Goal: Reproduce exactly, with no other output, every line of the data below from the line containing "What data populates" to the end, inclusive.

Data section:
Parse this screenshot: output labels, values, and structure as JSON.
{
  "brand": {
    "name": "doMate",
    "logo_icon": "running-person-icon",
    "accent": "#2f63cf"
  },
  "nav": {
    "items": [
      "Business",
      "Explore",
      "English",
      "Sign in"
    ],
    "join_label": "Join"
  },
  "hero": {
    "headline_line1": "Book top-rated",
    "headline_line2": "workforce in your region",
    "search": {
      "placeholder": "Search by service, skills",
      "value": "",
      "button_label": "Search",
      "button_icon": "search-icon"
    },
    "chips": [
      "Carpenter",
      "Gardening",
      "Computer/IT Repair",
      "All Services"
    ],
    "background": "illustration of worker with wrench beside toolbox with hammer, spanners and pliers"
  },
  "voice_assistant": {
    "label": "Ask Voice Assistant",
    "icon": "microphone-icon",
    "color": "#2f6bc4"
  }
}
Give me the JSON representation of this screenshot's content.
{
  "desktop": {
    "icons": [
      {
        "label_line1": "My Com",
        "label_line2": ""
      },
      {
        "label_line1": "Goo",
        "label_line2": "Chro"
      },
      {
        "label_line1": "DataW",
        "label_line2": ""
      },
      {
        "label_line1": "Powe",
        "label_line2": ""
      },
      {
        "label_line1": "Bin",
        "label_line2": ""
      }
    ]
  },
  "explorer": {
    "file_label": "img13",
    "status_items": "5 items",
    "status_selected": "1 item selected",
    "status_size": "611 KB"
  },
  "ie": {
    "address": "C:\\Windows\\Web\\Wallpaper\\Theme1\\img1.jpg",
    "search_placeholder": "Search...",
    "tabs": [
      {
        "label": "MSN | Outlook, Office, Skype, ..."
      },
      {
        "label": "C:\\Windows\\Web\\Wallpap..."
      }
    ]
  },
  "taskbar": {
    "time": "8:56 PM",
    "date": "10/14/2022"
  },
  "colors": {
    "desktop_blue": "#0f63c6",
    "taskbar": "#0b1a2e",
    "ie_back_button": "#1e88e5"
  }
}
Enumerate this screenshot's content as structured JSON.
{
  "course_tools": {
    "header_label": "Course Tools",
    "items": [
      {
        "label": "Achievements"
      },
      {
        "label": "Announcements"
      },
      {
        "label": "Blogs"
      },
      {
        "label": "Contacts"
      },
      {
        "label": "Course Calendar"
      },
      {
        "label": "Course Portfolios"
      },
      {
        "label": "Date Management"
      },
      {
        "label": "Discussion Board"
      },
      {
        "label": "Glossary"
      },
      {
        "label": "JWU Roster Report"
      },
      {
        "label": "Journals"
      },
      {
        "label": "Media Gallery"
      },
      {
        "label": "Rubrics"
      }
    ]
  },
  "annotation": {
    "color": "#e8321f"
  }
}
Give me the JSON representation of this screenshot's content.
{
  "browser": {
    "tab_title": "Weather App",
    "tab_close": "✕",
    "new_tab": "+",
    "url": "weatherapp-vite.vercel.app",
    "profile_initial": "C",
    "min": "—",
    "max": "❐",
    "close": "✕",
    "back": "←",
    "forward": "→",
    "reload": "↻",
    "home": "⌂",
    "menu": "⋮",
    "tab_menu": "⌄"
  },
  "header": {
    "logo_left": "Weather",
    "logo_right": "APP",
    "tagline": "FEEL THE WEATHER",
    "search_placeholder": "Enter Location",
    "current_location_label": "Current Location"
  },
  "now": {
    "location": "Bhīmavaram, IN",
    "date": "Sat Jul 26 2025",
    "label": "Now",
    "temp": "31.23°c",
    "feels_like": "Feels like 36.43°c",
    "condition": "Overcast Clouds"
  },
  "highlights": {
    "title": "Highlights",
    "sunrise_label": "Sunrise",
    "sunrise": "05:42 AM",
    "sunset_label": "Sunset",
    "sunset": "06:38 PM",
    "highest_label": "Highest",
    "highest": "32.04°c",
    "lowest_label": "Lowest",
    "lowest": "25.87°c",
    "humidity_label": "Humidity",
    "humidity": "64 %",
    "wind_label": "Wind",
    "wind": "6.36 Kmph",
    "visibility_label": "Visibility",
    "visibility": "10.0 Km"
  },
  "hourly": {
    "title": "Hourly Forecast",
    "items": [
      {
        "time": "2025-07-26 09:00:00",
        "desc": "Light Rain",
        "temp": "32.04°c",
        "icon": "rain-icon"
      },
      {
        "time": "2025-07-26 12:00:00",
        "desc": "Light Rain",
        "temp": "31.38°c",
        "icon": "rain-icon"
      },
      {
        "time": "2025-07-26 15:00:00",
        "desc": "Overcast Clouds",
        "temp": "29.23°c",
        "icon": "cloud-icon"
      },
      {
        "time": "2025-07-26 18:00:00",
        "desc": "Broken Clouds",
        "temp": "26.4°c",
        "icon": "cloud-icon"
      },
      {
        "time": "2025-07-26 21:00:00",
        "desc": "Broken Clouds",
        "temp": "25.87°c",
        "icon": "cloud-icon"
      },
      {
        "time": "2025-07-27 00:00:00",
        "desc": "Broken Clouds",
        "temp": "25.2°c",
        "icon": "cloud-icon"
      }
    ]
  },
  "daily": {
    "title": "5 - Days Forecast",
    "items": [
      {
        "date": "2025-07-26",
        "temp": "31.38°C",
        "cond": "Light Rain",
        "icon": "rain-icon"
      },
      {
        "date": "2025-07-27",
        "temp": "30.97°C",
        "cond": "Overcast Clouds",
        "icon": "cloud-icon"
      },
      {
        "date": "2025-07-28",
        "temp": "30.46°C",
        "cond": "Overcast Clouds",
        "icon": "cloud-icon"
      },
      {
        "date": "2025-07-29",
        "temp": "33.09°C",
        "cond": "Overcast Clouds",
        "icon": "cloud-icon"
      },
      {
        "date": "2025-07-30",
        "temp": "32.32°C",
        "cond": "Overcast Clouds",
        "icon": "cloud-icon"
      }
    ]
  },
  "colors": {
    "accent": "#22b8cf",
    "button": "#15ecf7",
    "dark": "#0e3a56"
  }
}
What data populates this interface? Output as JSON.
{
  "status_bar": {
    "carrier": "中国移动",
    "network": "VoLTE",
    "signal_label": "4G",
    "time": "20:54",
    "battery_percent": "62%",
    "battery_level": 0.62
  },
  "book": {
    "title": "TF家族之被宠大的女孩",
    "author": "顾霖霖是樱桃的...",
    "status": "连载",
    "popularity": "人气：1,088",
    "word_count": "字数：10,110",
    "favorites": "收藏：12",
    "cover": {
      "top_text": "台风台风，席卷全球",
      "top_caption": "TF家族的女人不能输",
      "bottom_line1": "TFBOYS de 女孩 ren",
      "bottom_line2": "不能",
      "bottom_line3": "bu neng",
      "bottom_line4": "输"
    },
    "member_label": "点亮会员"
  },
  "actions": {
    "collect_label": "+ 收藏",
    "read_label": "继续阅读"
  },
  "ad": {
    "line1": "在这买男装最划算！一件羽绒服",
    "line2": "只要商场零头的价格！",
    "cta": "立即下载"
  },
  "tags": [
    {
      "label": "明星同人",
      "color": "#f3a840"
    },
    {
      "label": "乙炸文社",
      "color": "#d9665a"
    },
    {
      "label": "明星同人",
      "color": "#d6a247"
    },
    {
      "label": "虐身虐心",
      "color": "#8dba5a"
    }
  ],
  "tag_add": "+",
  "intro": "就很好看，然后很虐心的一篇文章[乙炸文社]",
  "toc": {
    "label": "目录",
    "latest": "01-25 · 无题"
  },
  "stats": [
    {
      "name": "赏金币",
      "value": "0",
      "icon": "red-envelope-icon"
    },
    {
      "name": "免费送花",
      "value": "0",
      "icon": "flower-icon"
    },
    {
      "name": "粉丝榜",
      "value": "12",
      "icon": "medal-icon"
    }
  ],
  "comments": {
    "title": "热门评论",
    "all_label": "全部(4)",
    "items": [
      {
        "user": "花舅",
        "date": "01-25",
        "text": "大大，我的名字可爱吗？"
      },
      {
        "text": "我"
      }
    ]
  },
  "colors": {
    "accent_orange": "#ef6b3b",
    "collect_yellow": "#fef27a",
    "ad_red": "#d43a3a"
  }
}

Task solution:
What data populates this interface? Output as JSON.
{
  "status_bar": {
    "carrier": "中国移动",
    "network": "VoLTE",
    "signal_label": "4G",
    "time": "20:54",
    "battery_percent": "62%",
    "battery_level": 0.62
  },
  "book": {
    "title": "TF家族之被宠大的女孩",
    "author": "顾霖霖是樱桃的...",
    "status": "连载",
    "popularity": "人气：1,088",
    "word_count": "字数：10,110",
    "favorites": "收藏：12",
    "cover": {
      "top_text": "台风台风，席卷全球",
      "top_caption": "TF家族的女人不能输",
      "bottom_line1": "TFBOYS de 女孩 ren",
      "bottom_line2": "不能",
      "bottom_line3": "bu neng",
      "bottom_line4": "输"
    },
    "member_label": "点亮会员"
  },
  "actions": {
    "collect_label": "+ 收藏",
    "read_label": "继续阅读"
  },
  "ad": {
    "line1": "在这买男装最划算！一件羽绒服",
    "line2": "只要商场零头的价格！",
    "cta": "立即下载"
  },
  "tags": [
    {
      "label": "明星同人",
      "color": "#f3a840"
    },
    {
      "label": "乙炸文社",
      "color": "#d9665a"
    },
    {
      "label": "明星同人",
      "color": "#d6a247"
    },
    {
      "label": "虐身虐心",
      "color": "#8dba5a"
    }
  ],
  "tag_add": "+",
  "intro": "就很好看，然后很虐心的一篇文章[乙炸文社]",
  "toc": {
    "label": "目录",
    "latest": "01-25 · 无题"
  },
  "stats": [
    {
      "name": "赏金币",
      "value": "0",
      "icon": "red-envelope-icon"
    },
    {
      "name": "免费送花",
      "value": "0",
      "icon": "flower-icon"
    },
    {
      "name": "粉丝榜",
      "value": "12",
      "icon": "medal-icon"
    }
  ],
  "comments": {
    "title": "热门评论",
    "all_label": "全部(4)",
    "items": [
      {
        "user": "花舅",
        "date": "01-25",
        "text": "大大，我的名字可爱吗？"
      },
      {
        "text": "我"
      }
    ]
  },
  "colors": {
    "accent_orange": "#ef6b3b",
    "collect_yellow": "#fef27a",
    "ad_red": "#d43a3a"
  }
}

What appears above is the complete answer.